Give the data below again, word for word.
——
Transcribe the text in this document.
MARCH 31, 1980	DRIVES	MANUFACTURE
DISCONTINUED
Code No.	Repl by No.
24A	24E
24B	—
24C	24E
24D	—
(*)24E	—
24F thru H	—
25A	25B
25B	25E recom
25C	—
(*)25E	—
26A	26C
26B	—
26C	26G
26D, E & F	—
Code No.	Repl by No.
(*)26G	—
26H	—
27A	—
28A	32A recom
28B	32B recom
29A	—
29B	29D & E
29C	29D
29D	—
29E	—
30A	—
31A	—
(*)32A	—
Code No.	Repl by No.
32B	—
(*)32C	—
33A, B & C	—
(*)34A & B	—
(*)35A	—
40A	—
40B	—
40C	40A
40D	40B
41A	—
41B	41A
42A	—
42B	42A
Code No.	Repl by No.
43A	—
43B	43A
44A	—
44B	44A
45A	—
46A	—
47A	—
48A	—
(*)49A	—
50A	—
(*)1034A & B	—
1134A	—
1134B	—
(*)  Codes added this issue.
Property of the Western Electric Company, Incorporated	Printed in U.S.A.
——
-- FINISHED EXERCISE --
Transcribe the text in this document.
MARCH 31, 1980	DRIVES	MANUFACTURE
DISCONTINUED
Code No.	Repl by No.
24A	24E
24B	—
24C	24E
24D	—
(*)24E	—
24F thru H	—
25A	25B
25B	25E recom
25C	—
(*)25E	—
26A	26C
26B	—
26C	26G
26D, E & F	—
Code No.	Repl by No.
(*)26G	—
26H	—
27A	—
28A	32A recom
28B	32B recom
29A	—
29B	29D & E
29C	29D
29D	—
29E	—
30A	—
31A	—
(*)32A	—
Code No.	Repl by No.
32B	—
(*)32C	—
33A, B & C	—
(*)34A & B	—
(*)35A	—
40A	—
40B	—
40C	40A
40D	40B
41A	—
41B	41A
42A	—
42B	42A
Code No.	Repl by No.
43A	—
43B	43A
44A	—
44B	44A
45A	—
46A	—
47A	—
48A	—
(*)49A	—
50A	—
(*)1034A & B	—
1134A	—
1134B	—
(*)  Codes added this issue.
Property of the Western Electric Company, Incorporated	Printed in U.S.A.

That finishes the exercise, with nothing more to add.